DATA EXTRACT:
——————

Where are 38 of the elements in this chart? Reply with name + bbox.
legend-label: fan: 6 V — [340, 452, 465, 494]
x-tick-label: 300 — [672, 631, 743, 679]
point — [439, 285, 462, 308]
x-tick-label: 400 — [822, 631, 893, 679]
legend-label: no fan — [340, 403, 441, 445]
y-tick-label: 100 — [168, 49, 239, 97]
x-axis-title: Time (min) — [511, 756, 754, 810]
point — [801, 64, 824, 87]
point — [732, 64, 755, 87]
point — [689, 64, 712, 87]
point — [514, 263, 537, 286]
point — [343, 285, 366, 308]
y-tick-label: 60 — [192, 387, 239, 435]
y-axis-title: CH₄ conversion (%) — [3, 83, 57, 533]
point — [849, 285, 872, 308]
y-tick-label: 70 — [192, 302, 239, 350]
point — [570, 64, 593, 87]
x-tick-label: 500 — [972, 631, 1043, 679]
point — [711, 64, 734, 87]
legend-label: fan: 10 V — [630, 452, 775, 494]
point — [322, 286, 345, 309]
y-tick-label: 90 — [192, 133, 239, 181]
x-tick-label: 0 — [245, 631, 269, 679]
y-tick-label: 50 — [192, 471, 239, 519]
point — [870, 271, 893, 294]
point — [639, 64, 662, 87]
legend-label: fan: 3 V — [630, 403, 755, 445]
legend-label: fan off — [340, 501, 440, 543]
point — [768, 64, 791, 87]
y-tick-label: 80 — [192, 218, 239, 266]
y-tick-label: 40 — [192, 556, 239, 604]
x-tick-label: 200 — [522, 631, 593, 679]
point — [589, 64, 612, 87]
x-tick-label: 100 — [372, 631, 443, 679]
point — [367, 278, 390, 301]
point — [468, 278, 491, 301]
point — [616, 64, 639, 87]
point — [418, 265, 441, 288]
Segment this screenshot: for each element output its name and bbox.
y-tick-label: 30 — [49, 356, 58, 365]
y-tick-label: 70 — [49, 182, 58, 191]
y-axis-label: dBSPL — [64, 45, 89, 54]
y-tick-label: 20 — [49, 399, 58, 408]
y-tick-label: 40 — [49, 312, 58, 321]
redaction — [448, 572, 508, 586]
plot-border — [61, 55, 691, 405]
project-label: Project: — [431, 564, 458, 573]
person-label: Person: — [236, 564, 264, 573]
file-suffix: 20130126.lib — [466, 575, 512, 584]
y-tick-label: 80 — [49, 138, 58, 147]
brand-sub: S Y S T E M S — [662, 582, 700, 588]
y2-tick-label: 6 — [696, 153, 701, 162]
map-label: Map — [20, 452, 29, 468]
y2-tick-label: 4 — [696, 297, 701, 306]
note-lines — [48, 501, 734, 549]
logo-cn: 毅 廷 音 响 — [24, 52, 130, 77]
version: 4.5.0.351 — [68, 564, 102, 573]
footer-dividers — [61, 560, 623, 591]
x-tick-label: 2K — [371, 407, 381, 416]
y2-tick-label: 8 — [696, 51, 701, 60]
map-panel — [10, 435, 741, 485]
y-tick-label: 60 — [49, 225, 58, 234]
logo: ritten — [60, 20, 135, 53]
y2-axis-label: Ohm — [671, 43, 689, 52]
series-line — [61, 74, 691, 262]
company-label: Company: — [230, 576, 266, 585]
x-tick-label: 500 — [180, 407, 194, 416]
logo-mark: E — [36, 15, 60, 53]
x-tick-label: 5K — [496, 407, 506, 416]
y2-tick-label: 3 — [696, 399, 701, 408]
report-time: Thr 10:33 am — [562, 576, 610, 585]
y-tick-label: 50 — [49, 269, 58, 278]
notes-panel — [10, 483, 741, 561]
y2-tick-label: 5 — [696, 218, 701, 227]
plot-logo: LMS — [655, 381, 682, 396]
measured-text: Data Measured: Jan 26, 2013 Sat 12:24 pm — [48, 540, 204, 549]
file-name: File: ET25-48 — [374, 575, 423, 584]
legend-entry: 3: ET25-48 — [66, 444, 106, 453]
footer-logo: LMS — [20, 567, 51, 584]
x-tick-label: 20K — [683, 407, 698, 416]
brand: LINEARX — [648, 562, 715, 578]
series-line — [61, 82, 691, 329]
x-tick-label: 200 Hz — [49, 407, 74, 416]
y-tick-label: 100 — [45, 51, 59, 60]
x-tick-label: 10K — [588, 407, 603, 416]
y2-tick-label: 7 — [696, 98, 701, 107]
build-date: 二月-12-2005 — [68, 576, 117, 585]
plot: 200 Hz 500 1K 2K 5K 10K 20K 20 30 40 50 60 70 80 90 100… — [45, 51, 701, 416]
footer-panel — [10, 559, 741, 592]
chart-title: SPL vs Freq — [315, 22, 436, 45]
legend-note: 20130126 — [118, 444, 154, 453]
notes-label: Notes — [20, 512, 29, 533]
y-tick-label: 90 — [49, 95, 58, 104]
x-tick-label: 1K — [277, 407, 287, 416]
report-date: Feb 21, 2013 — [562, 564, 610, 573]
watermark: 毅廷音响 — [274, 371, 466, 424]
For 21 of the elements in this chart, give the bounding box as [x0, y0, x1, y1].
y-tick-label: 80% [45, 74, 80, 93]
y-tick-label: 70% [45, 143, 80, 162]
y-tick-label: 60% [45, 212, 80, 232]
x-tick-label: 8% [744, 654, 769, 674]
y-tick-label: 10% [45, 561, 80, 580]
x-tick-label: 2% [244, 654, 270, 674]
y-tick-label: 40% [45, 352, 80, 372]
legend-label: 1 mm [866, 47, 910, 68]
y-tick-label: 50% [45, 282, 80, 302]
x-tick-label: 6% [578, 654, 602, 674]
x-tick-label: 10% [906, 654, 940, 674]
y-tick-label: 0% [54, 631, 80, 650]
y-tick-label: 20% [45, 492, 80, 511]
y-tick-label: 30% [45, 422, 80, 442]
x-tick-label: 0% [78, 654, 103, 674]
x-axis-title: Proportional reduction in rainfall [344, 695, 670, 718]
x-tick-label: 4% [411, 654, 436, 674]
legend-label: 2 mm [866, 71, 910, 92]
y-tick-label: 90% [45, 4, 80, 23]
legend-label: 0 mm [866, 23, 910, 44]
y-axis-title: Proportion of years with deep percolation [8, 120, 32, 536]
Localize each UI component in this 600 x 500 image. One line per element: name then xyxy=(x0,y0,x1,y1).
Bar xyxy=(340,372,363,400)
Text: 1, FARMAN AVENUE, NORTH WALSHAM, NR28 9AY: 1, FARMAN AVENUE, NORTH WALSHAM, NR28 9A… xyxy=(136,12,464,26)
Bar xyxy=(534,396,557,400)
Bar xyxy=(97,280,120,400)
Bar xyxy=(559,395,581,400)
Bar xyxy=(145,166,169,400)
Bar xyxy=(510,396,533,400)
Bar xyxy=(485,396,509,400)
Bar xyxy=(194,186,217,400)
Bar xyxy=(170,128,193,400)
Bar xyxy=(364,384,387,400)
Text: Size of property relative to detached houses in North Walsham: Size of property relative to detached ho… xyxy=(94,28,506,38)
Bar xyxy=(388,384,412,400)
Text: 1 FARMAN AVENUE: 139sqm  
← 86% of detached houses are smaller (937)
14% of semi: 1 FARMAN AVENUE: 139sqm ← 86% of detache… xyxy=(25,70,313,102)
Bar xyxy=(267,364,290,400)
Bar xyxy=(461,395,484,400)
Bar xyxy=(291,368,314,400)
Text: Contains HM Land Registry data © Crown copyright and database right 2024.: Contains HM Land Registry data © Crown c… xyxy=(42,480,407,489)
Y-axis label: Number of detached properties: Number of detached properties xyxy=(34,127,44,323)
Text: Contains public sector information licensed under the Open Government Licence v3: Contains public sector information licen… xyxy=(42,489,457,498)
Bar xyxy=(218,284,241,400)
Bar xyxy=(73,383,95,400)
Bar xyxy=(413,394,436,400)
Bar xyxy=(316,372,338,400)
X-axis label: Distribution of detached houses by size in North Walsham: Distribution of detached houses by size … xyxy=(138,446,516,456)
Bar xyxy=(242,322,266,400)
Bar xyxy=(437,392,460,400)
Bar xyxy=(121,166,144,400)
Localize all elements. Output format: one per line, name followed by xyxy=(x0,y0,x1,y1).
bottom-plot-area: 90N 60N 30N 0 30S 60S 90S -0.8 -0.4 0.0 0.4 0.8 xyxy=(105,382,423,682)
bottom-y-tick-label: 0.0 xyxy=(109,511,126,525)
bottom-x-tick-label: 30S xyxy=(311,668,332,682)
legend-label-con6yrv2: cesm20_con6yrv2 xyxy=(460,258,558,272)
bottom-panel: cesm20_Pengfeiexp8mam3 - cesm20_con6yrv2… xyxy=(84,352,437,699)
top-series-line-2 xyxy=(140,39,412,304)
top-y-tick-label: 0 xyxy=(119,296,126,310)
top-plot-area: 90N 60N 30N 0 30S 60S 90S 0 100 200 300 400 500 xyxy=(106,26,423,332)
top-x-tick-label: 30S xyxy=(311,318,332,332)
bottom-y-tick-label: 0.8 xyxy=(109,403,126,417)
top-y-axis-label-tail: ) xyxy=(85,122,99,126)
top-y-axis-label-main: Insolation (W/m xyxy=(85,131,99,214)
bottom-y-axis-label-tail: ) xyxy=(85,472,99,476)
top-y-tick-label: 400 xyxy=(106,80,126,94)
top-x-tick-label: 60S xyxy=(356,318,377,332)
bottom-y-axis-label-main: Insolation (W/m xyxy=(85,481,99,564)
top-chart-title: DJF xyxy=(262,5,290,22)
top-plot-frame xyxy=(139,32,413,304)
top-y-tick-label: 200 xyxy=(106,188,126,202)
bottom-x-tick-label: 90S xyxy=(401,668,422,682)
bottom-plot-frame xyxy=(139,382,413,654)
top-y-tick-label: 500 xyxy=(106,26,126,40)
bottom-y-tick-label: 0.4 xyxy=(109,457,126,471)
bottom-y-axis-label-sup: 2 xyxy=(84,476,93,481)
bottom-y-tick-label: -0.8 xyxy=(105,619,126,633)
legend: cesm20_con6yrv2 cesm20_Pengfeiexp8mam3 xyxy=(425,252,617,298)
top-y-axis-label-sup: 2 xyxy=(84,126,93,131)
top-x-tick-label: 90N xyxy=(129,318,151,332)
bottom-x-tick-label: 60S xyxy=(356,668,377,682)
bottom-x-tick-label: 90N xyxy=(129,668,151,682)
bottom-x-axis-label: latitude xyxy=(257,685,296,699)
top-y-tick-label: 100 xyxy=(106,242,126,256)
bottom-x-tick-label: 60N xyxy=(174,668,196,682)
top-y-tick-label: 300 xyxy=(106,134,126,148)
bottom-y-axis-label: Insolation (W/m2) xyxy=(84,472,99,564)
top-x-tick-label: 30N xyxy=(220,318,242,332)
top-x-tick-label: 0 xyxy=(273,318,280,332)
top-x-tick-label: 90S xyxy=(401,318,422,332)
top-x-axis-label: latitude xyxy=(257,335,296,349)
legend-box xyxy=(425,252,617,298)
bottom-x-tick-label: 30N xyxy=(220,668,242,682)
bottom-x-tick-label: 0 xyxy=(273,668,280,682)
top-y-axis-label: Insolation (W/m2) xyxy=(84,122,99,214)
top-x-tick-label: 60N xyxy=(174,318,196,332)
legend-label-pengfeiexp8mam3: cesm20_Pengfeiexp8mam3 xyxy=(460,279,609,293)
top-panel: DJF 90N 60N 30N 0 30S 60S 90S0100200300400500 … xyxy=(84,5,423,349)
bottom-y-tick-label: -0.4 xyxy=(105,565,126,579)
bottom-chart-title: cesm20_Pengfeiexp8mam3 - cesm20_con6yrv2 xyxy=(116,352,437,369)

——————

Can you pull out, word for word, every row from the very first one down to the row that contains "y-tick-label: 80 — [192, 218, 239, 266]", including that row?

WRITTEN RESPONSE:
Where are 38 of the elements in this chart? Reply with name + bbox.
legend-label: fan: 6 V — [340, 452, 465, 494]
x-tick-label: 300 — [672, 631, 743, 679]
point — [439, 285, 462, 308]
x-tick-label: 400 — [822, 631, 893, 679]
legend-label: no fan — [340, 403, 441, 445]
y-tick-label: 100 — [168, 49, 239, 97]
x-axis-title: Time (min) — [511, 756, 754, 810]
point — [801, 64, 824, 87]
point — [732, 64, 755, 87]
point — [689, 64, 712, 87]
point — [514, 263, 537, 286]
point — [343, 285, 366, 308]
y-tick-label: 60 — [192, 387, 239, 435]
y-axis-title: CH₄ conversion (%) — [3, 83, 57, 533]
point — [849, 285, 872, 308]
y-tick-label: 70 — [192, 302, 239, 350]
point — [570, 64, 593, 87]
x-tick-label: 500 — [972, 631, 1043, 679]
point — [711, 64, 734, 87]
legend-label: fan: 10 V — [630, 452, 775, 494]
point — [322, 286, 345, 309]
y-tick-label: 90 — [192, 133, 239, 181]
x-tick-label: 0 — [245, 631, 269, 679]
y-tick-label: 50 — [192, 471, 239, 519]
point — [870, 271, 893, 294]
point — [639, 64, 662, 87]
legend-label: fan: 3 V — [630, 403, 755, 445]
legend-label: fan off — [340, 501, 440, 543]
point — [768, 64, 791, 87]
y-tick-label: 80 — [192, 218, 239, 266]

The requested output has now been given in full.